- Extracted records -
BEGIN

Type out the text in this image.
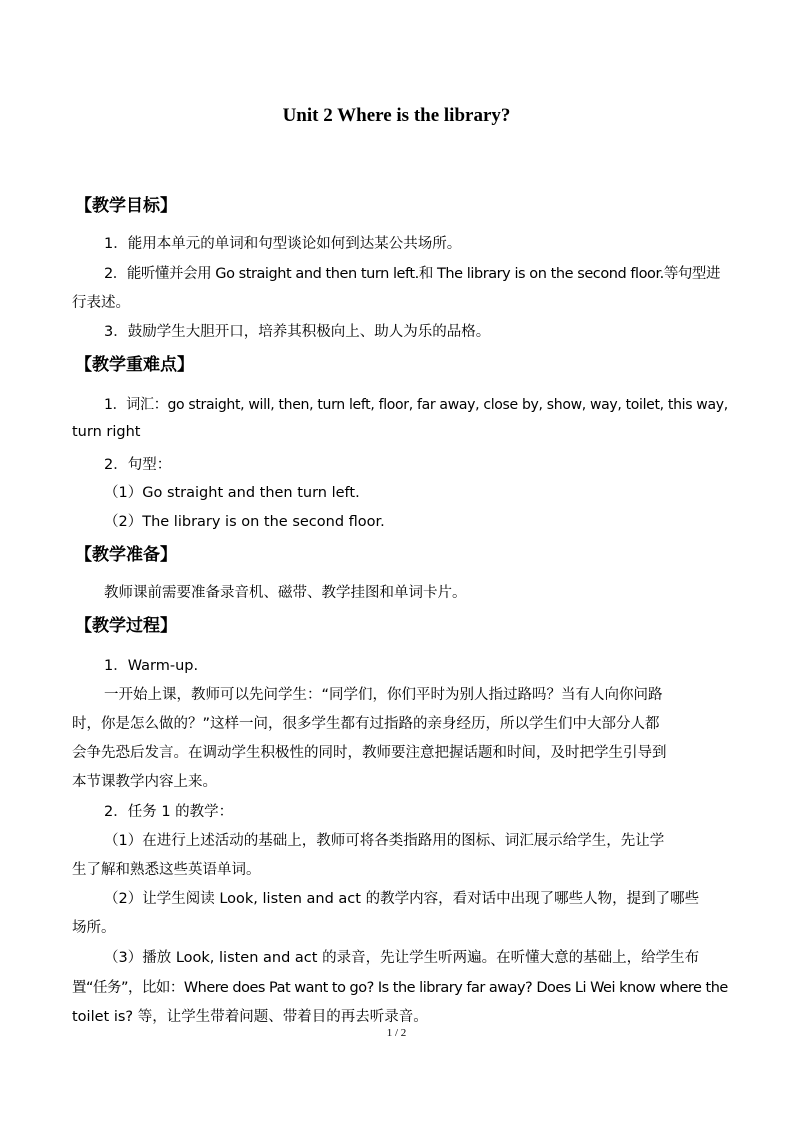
Unit 2 Where is the library?
【教学目标】
1．能用本单元的单词和句型谈论如何到达某公共场所。
2．能听懂并会用 Go straight and then turn left.和 The library is on the second floor.等句型进
行表述。
3．鼓励学生大胆开口，培养其积极向上、助人为乐的品格。
【教学重难点】
1．词汇：go straight, will, then, turn left, floor, far away, close by, show, way, toilet, this way,
turn right
2．句型：
（1）Go straight and then turn left.
（2）The library is on the second floor.
【教学准备】
教师课前需要准备录音机、磁带、教学挂图和单词卡片。
【教学过程】
1．Warm-up.
一开始上课，教师可以先问学生：“同学们，你们平时为别人指过路吗？当有人向你问路
时，你是怎么做的？”这样一问，很多学生都有过指路的亲身经历，所以学生们中大部分人都
会争先恐后发言。在调动学生积极性的同时，教师要注意把握话题和时间，及时把学生引导到
本节课教学内容上来。
2．任务 1 的教学：
（1）在进行上述活动的基础上，教师可将各类指路用的图标、词汇展示给学生，先让学
生了解和熟悉这些英语单词。
（2）让学生阅读 Look, listen and act 的教学内容，看对话中出现了哪些人物，提到了哪些
场所。
（3）播放 Look, listen and act 的录音，先让学生听两遍。在听懂大意的基础上，给学生布
置“任务”，比如：Where does Pat want to go? Is the library far away? Does Li Wei know where the
toilet is? 等，让学生带着问题、带着目的再去听录音。
1 / 2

END

- GIVEN EXERCISE -
In the data above, how many lines contain the string "second"? Answer with the number only.

- FULL SOLUTION -
2